Exercise goal:
Quote the listing below word for word, from its first line through the line containing "point-dot xyxy=(709,113,719,123)", and stop there.

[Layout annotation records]
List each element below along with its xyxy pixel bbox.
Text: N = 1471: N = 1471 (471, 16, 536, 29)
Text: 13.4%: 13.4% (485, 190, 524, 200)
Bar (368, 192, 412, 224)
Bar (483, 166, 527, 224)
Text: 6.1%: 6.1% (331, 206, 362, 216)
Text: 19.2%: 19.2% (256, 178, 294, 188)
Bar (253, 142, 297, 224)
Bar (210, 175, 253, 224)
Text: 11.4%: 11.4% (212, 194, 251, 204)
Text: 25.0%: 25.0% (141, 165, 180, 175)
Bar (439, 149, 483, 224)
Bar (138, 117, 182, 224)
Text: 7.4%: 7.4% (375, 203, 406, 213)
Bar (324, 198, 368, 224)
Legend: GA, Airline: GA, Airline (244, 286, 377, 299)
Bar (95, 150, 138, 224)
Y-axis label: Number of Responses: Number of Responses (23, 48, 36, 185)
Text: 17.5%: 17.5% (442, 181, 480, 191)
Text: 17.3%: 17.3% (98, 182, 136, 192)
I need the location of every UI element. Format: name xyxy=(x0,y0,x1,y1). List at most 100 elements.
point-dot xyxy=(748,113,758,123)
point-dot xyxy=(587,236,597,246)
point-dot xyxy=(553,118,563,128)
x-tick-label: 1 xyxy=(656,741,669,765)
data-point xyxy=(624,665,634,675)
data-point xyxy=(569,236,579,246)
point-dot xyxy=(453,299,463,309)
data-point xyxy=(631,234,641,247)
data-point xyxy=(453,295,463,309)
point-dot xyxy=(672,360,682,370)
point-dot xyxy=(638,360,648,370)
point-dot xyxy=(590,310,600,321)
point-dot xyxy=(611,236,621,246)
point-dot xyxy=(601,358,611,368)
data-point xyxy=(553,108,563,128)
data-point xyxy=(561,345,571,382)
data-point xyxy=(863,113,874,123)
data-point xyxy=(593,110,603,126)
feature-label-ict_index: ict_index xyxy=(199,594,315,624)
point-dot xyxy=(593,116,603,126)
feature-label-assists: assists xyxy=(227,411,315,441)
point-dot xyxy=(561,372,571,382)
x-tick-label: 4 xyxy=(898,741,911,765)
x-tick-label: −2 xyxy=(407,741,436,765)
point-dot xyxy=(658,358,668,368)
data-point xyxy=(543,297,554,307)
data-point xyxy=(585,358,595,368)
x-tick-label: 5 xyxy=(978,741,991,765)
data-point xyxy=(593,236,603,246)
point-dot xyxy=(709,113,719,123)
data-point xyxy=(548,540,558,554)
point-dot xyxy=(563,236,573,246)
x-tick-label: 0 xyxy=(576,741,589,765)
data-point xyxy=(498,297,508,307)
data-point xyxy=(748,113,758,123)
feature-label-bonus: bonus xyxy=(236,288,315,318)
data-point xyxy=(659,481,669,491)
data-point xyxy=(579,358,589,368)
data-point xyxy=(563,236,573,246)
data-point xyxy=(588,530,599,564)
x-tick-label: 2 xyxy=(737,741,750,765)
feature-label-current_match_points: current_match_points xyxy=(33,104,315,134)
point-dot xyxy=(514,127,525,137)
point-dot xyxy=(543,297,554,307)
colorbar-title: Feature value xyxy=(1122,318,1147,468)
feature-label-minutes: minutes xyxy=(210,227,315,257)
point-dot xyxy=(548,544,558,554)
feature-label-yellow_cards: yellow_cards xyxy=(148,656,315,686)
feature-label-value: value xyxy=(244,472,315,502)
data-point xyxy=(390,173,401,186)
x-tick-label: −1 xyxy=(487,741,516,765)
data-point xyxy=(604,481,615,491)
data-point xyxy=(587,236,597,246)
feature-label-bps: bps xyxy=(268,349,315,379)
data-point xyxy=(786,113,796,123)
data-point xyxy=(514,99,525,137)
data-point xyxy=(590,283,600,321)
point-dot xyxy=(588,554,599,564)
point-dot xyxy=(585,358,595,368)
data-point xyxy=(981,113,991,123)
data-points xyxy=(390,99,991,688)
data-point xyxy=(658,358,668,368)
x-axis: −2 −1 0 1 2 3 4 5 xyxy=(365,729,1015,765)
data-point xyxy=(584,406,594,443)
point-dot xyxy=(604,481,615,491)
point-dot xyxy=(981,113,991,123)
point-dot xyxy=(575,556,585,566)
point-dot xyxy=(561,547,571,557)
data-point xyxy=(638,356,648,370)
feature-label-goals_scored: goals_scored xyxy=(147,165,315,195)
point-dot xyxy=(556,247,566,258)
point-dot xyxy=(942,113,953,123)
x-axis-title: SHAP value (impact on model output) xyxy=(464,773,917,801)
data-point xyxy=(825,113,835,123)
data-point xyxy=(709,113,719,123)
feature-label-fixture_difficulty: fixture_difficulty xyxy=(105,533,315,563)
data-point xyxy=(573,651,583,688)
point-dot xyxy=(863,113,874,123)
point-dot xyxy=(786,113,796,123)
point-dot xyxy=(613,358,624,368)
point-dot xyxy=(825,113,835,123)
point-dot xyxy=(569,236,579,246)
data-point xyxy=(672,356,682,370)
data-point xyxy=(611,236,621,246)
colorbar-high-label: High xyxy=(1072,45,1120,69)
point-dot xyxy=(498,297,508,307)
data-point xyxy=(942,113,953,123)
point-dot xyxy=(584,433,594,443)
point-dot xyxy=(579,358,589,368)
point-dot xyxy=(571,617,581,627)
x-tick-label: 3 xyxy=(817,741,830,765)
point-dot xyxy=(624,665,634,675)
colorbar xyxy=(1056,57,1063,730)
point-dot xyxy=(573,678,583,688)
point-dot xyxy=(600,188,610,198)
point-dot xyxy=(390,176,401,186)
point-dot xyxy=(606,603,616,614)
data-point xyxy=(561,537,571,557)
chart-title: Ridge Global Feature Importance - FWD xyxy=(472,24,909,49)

Result for this task:
List each element below along with its xyxy pixel bbox.
Text: N = 1471: N = 1471 (471, 16, 536, 29)
Text: 13.4%: 13.4% (485, 190, 524, 200)
Bar (368, 192, 412, 224)
Bar (483, 166, 527, 224)
Text: 6.1%: 6.1% (331, 206, 362, 216)
Text: 19.2%: 19.2% (256, 178, 294, 188)
Bar (253, 142, 297, 224)
Bar (210, 175, 253, 224)
Text: 11.4%: 11.4% (212, 194, 251, 204)
Text: 25.0%: 25.0% (141, 165, 180, 175)
Bar (439, 149, 483, 224)
Bar (138, 117, 182, 224)
Text: 7.4%: 7.4% (375, 203, 406, 213)
Bar (324, 198, 368, 224)
Legend: GA, Airline: GA, Airline (244, 286, 377, 299)
Bar (95, 150, 138, 224)
Y-axis label: Number of Responses: Number of Responses (23, 48, 36, 185)
Text: 17.5%: 17.5% (442, 181, 480, 191)
Text: 17.3%: 17.3% (98, 182, 136, 192)
I need the location of every UI element. Format: name xyxy=(x0,y0,x1,y1). List at most 100 elements.
point-dot xyxy=(748,113,758,123)
point-dot xyxy=(587,236,597,246)
point-dot xyxy=(553,118,563,128)
x-tick-label: 1 xyxy=(656,741,669,765)
data-point xyxy=(624,665,634,675)
data-point xyxy=(569,236,579,246)
point-dot xyxy=(453,299,463,309)
data-point xyxy=(631,234,641,247)
data-point xyxy=(453,295,463,309)
point-dot xyxy=(672,360,682,370)
point-dot xyxy=(638,360,648,370)
point-dot xyxy=(590,310,600,321)
point-dot xyxy=(611,236,621,246)
point-dot xyxy=(601,358,611,368)
data-point xyxy=(553,108,563,128)
data-point xyxy=(561,345,571,382)
data-point xyxy=(863,113,874,123)
data-point xyxy=(593,110,603,126)
feature-label-ict_index: ict_index xyxy=(199,594,315,624)
point-dot xyxy=(593,116,603,126)
feature-label-assists: assists xyxy=(227,411,315,441)
point-dot xyxy=(561,372,571,382)
x-tick-label: 4 xyxy=(898,741,911,765)
x-tick-label: −2 xyxy=(407,741,436,765)
point-dot xyxy=(658,358,668,368)
data-point xyxy=(543,297,554,307)
data-point xyxy=(585,358,595,368)
x-tick-label: 5 xyxy=(978,741,991,765)
data-point xyxy=(593,236,603,246)
point-dot xyxy=(709,113,719,123)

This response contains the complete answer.